# Supplied entries start

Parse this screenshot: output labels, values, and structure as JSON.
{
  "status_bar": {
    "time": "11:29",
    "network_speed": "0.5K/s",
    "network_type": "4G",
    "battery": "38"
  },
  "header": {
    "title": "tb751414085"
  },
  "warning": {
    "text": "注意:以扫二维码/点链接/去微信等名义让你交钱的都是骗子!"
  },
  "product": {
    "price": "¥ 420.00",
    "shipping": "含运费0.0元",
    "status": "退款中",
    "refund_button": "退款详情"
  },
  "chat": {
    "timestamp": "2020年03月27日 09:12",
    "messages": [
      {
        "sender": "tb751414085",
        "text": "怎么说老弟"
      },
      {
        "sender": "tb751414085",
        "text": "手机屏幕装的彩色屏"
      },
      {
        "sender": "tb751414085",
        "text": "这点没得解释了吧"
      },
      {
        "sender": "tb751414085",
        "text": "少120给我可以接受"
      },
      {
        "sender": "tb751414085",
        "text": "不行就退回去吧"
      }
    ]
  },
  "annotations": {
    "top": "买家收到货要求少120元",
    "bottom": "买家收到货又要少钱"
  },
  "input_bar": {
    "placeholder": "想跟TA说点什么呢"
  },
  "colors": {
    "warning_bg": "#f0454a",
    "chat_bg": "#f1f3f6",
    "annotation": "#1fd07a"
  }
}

# Supplied entries end

:: Work instructions ::
Return the material exactly as it stands.

:: Worked solution ::
Parse this screenshot: output labels, values, and structure as JSON.
{
  "status_bar": {
    "time": "11:29",
    "network_speed": "0.5K/s",
    "network_type": "4G",
    "battery": "38"
  },
  "header": {
    "title": "tb751414085"
  },
  "warning": {
    "text": "注意:以扫二维码/点链接/去微信等名义让你交钱的都是骗子!"
  },
  "product": {
    "price": "¥ 420.00",
    "shipping": "含运费0.0元",
    "status": "退款中",
    "refund_button": "退款详情"
  },
  "chat": {
    "timestamp": "2020年03月27日 09:12",
    "messages": [
      {
        "sender": "tb751414085",
        "text": "怎么说老弟"
      },
      {
        "sender": "tb751414085",
        "text": "手机屏幕装的彩色屏"
      },
      {
        "sender": "tb751414085",
        "text": "这点没得解释了吧"
      },
      {
        "sender": "tb751414085",
        "text": "少120给我可以接受"
      },
      {
        "sender": "tb751414085",
        "text": "不行就退回去吧"
      }
    ]
  },
  "annotations": {
    "top": "买家收到货要求少120元",
    "bottom": "买家收到货又要少钱"
  },
  "input_bar": {
    "placeholder": "想跟TA说点什么呢"
  },
  "colors": {
    "warning_bg": "#f0454a",
    "chat_bg": "#f1f3f6",
    "annotation": "#1fd07a"
  }
}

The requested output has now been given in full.